Data for this task =>
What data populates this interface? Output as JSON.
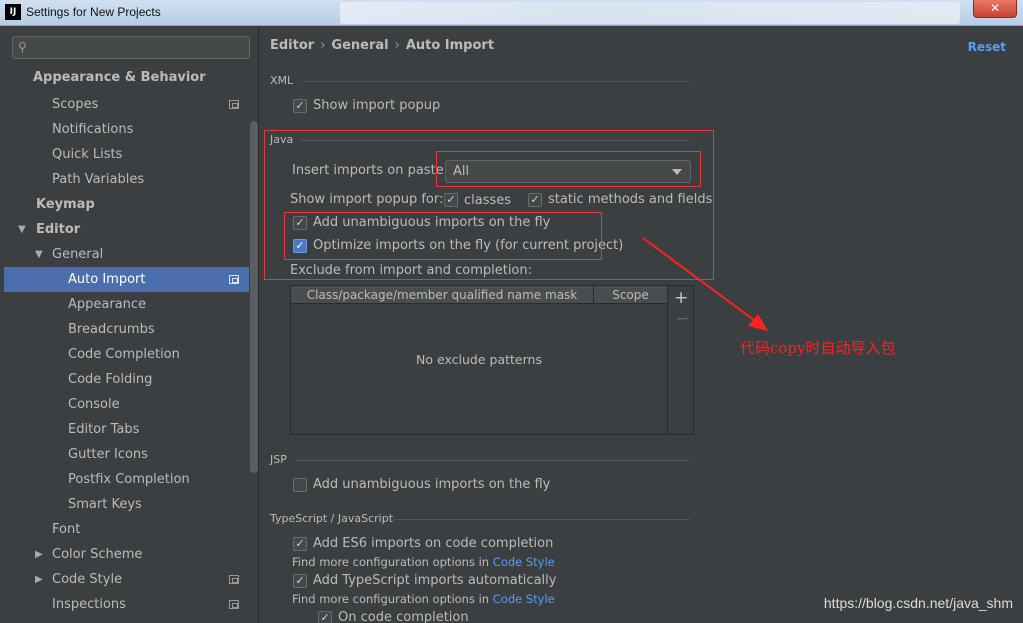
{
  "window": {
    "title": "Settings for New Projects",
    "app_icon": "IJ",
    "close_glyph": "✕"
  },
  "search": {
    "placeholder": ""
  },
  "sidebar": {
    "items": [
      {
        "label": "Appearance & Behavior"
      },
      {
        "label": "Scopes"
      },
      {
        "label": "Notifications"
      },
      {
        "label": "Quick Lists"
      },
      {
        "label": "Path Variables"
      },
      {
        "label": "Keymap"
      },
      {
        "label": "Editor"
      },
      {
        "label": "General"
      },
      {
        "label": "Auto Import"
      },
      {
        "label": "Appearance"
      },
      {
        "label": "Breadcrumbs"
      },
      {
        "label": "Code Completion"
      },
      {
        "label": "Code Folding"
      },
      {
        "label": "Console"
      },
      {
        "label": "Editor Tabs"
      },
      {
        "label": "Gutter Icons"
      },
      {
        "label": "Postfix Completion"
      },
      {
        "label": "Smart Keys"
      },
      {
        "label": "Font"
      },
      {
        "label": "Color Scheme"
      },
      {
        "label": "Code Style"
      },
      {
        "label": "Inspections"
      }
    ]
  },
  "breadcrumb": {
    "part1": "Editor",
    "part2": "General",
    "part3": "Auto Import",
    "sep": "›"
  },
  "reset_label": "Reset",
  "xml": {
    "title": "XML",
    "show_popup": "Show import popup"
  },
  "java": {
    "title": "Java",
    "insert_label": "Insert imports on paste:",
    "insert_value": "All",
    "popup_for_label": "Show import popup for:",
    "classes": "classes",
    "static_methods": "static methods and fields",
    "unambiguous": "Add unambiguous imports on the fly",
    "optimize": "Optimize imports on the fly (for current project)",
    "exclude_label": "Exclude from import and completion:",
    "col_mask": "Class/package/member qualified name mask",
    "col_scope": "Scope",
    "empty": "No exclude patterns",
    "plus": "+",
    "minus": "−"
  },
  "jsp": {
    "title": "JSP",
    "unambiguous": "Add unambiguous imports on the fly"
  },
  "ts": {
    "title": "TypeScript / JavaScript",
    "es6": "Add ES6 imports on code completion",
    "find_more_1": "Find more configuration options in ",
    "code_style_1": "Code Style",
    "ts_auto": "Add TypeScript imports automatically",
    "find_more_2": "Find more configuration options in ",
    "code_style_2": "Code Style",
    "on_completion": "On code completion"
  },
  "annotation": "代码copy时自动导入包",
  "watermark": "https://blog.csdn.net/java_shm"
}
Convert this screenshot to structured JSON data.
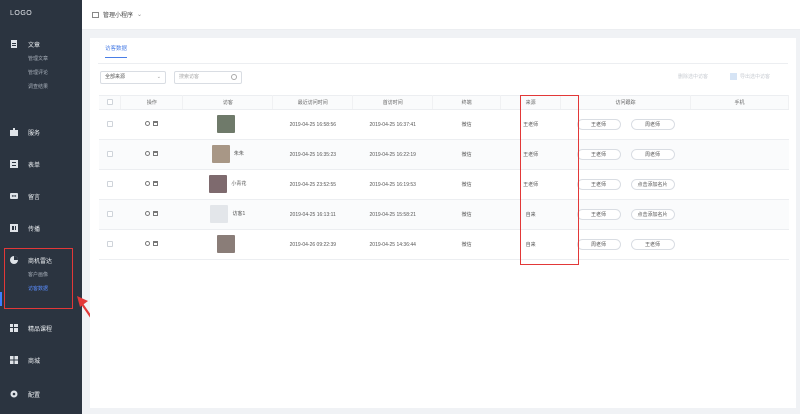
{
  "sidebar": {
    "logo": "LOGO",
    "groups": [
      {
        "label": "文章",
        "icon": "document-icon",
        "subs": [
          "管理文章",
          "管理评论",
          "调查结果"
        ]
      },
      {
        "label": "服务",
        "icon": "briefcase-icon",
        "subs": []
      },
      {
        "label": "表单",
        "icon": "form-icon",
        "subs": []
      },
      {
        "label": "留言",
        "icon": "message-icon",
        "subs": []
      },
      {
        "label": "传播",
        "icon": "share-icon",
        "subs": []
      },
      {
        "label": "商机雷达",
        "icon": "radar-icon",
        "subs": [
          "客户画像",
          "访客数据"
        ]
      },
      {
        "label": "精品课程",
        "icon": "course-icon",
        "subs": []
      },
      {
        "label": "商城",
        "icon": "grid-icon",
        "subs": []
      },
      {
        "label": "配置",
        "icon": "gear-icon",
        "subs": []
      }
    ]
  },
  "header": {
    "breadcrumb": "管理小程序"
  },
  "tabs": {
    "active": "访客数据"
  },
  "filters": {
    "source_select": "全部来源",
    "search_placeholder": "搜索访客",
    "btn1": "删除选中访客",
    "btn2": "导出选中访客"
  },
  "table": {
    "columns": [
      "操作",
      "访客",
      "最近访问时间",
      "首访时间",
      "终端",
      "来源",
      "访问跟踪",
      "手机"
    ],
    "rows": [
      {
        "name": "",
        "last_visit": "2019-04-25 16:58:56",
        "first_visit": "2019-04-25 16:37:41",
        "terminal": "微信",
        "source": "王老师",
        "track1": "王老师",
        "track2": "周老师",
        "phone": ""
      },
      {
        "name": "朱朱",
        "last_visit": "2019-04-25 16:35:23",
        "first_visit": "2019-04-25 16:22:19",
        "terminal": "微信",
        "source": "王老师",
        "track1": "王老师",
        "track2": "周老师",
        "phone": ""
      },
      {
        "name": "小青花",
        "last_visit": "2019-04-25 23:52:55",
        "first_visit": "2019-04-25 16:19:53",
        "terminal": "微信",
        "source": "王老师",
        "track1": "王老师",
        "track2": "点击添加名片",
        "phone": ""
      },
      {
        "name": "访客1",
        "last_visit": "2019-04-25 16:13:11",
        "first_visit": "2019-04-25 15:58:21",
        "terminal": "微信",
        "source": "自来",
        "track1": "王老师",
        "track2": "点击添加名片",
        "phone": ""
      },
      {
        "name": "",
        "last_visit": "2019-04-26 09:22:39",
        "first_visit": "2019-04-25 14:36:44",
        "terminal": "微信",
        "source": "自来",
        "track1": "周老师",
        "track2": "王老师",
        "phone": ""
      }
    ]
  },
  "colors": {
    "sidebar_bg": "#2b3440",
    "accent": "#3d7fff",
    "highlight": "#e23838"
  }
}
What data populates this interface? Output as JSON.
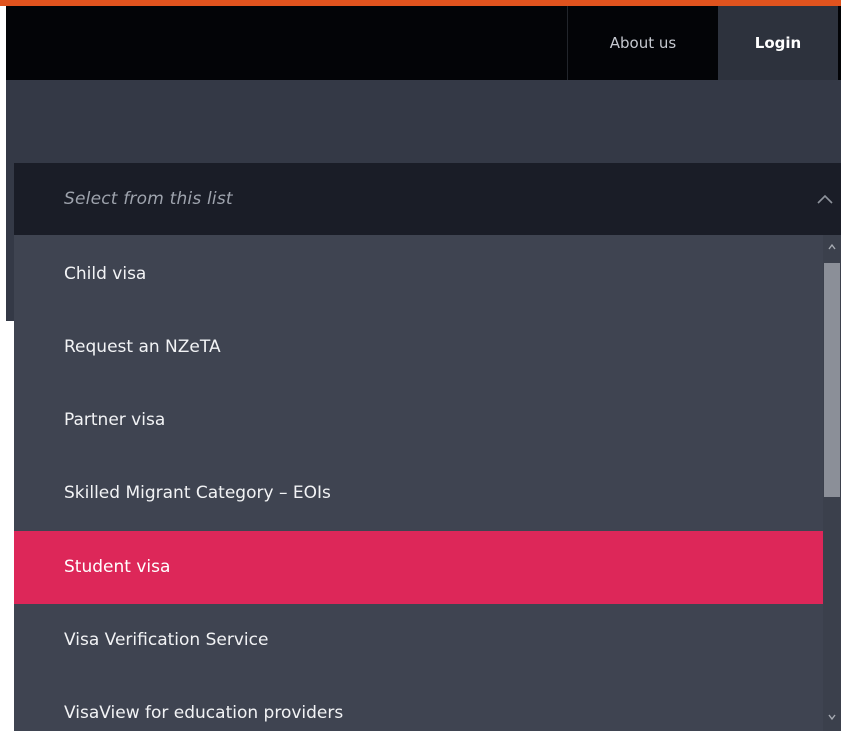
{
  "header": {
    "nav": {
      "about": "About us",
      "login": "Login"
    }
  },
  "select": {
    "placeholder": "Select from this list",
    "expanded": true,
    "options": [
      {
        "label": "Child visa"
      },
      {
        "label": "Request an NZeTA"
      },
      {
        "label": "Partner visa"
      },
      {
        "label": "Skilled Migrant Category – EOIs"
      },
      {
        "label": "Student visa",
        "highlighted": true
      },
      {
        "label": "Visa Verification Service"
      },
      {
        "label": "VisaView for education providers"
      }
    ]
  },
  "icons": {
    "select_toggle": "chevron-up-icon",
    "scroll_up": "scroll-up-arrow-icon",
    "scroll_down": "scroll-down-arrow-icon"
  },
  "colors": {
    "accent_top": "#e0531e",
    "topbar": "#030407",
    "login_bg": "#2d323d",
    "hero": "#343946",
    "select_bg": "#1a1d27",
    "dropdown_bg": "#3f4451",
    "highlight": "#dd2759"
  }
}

Your goal =>
Copy all lines from the material that hold "Editor".

Final answer =>
        "label": "Editor"
        "label": "Editor Tabs"
    "part1": "Editor",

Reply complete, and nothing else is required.